> [DATASET RECORDS]
## Start

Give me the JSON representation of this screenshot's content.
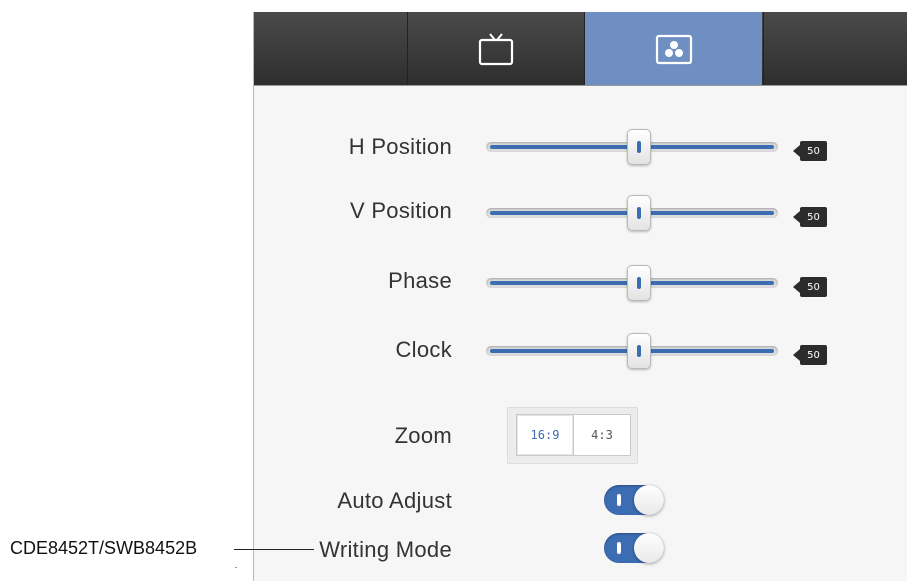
{
  "tabs": [
    {
      "name": "display",
      "icon": "tv-icon"
    },
    {
      "name": "picture",
      "icon": "picture-adjust-icon",
      "active": true
    }
  ],
  "sliders": [
    {
      "label": "H Position",
      "value": "50",
      "level": 0.5
    },
    {
      "label": "V Position",
      "value": "50",
      "level": 0.5
    },
    {
      "label": "Phase",
      "value": "50",
      "level": 0.5
    },
    {
      "label": "Clock",
      "value": "50",
      "level": 0.5
    }
  ],
  "zoom": {
    "label": "Zoom",
    "options": [
      "16:9",
      "4:3"
    ],
    "selected": "16:9"
  },
  "toggles": [
    {
      "label": "Auto Adjust",
      "state": "on"
    },
    {
      "label": "Writing Mode",
      "state": "on"
    }
  ],
  "annotation": {
    "model": "CDE8452T/SWB8452B"
  },
  "colors": {
    "accent": "#3c6db2",
    "active_tab": "#6f8fc3",
    "tab_bar": "#3a3a3a",
    "badge": "#2c2c2c"
  }
}
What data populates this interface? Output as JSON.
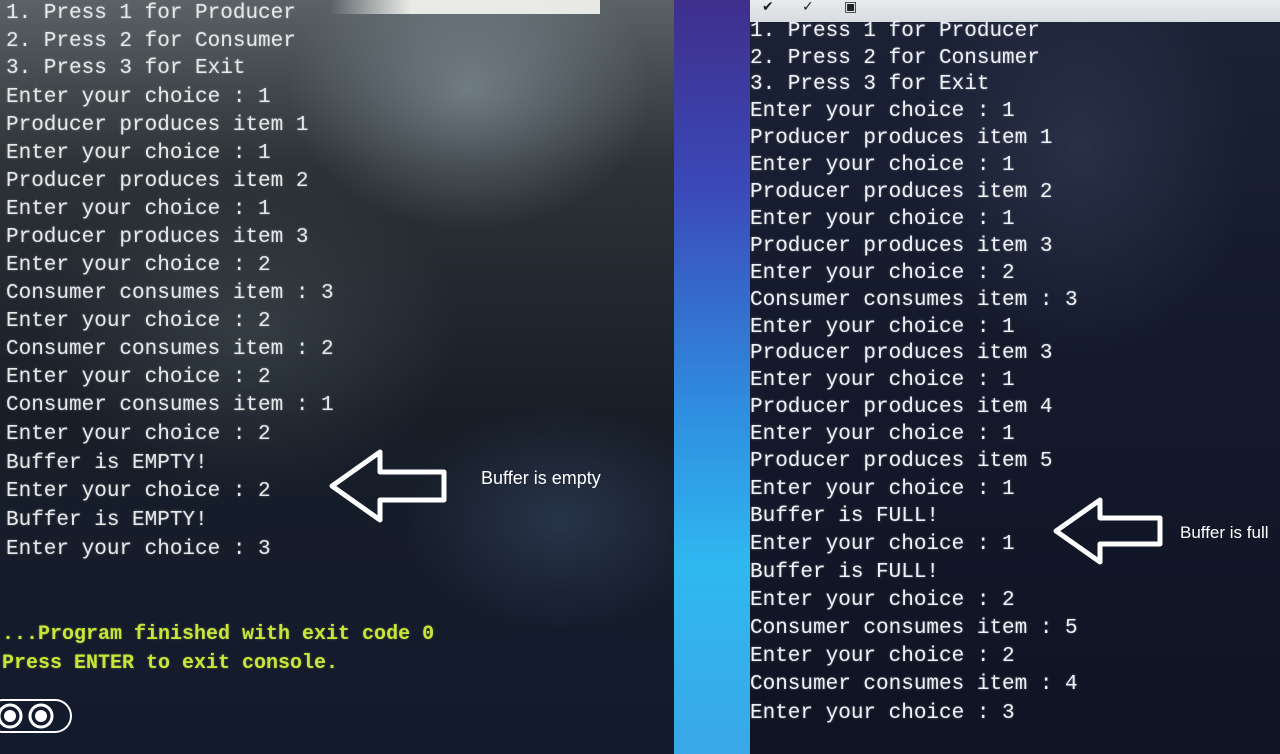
{
  "left_console": {
    "lines": [
      "1. Press 1 for Producer",
      "2. Press 2 for Consumer",
      "3. Press 3 for Exit",
      "Enter your choice : 1",
      "Producer produces item 1",
      "Enter your choice : 1",
      "Producer produces item 2",
      "Enter your choice : 1",
      "Producer produces item 3",
      "Enter your choice : 2",
      "Consumer consumes item : 3",
      "Enter your choice : 2",
      "Consumer consumes item : 2",
      "Enter your choice : 2",
      "Consumer consumes item : 1",
      "Enter your choice : 2",
      "Buffer is EMPTY!",
      "Enter your choice : 2",
      "Buffer is EMPTY!",
      "Enter your choice : 3"
    ],
    "footer": {
      "finished": "...Program finished with exit code 0",
      "press_enter": "Press ENTER to exit console."
    },
    "annotation": "Buffer is empty"
  },
  "right_console": {
    "lines": [
      "1. Press 1 for Producer",
      "2. Press 2 for Consumer",
      "3. Press 3 for Exit",
      "Enter your choice : 1",
      "Producer produces item 1",
      "Enter your choice : 1",
      "Producer produces item 2",
      "Enter your choice : 1",
      "Producer produces item 3",
      "Enter your choice : 2",
      "Consumer consumes item : 3",
      "Enter your choice : 1",
      "Producer produces item 3",
      "Enter your choice : 1",
      "Producer produces item 4",
      "Enter your choice : 1",
      "Producer produces item 5",
      "Enter your choice : 1",
      "Buffer is FULL!",
      "Enter your choice : 1",
      "Buffer is FULL!",
      "Enter your choice : 2",
      "Consumer consumes item : 5",
      "Enter your choice : 2",
      "Consumer consumes item : 4",
      "Enter your choice : 3"
    ],
    "annotation": "Buffer is full"
  },
  "colors": {
    "console_text": "#e6e8ea",
    "exit_text": "#c8e63a",
    "annotation": "#ffffff"
  },
  "icons": [
    "left-arrow-icon",
    "circle-button-icon"
  ]
}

## End

> [EXERCISE PROMPT]
Retype all the records shown above, character for character. Omit every picture.

> [TASK RESULT]
Give me the JSON representation of this screenshot's content.
{
  "tabs": [
    {
      "name": "display",
      "icon": "tv-icon"
    },
    {
      "name": "picture",
      "icon": "picture-adjust-icon",
      "active": true
    }
  ],
  "sliders": [
    {
      "label": "H Position",
      "value": "50",
      "level": 0.5
    },
    {
      "label": "V Position",
      "value": "50",
      "level": 0.5
    },
    {
      "label": "Phase",
      "value": "50",
      "level": 0.5
    },
    {
      "label": "Clock",
      "value": "50",
      "level": 0.5
    }
  ],
  "zoom": {
    "label": "Zoom",
    "options": [
      "16:9",
      "4:3"
    ],
    "selected": "16:9"
  },
  "toggles": [
    {
      "label": "Auto Adjust",
      "state": "on"
    },
    {
      "label": "Writing Mode",
      "state": "on"
    }
  ],
  "annotation": {
    "model": "CDE8452T/SWB8452B"
  },
  "colors": {
    "accent": "#3c6db2",
    "active_tab": "#6f8fc3",
    "tab_bar": "#3a3a3a",
    "badge": "#2c2c2c"
  }
}
What data populates this interface? Output as JSON.
{
  "left_console": {
    "lines": [
      "1. Press 1 for Producer",
      "2. Press 2 for Consumer",
      "3. Press 3 for Exit",
      "Enter your choice : 1",
      "Producer produces item 1",
      "Enter your choice : 1",
      "Producer produces item 2",
      "Enter your choice : 1",
      "Producer produces item 3",
      "Enter your choice : 2",
      "Consumer consumes item : 3",
      "Enter your choice : 2",
      "Consumer consumes item : 2",
      "Enter your choice : 2",
      "Consumer consumes item : 1",
      "Enter your choice : 2",
      "Buffer is EMPTY!",
      "Enter your choice : 2",
      "Buffer is EMPTY!",
      "Enter your choice : 3"
    ],
    "footer": {
      "finished": "...Program finished with exit code 0",
      "press_enter": "Press ENTER to exit console."
    },
    "annotation": "Buffer is empty"
  },
  "right_console": {
    "lines": [
      "1. Press 1 for Producer",
      "2. Press 2 for Consumer",
      "3. Press 3 for Exit",
      "Enter your choice : 1",
      "Producer produces item 1",
      "Enter your choice : 1",
      "Producer produces item 2",
      "Enter your choice : 1",
      "Producer produces item 3",
      "Enter your choice : 2",
      "Consumer consumes item : 3",
      "Enter your choice : 1",
      "Producer produces item 3",
      "Enter your choice : 1",
      "Producer produces item 4",
      "Enter your choice : 1",
      "Producer produces item 5",
      "Enter your choice : 1",
      "Buffer is FULL!",
      "Enter your choice : 1",
      "Buffer is FULL!",
      "Enter your choice : 2",
      "Consumer consumes item : 5",
      "Enter your choice : 2",
      "Consumer consumes item : 4",
      "Enter your choice : 3"
    ],
    "annotation": "Buffer is full"
  },
  "colors": {
    "console_text": "#e6e8ea",
    "exit_text": "#c8e63a",
    "annotation": "#ffffff"
  },
  "icons": [
    "left-arrow-icon",
    "circle-button-icon"
  ]
}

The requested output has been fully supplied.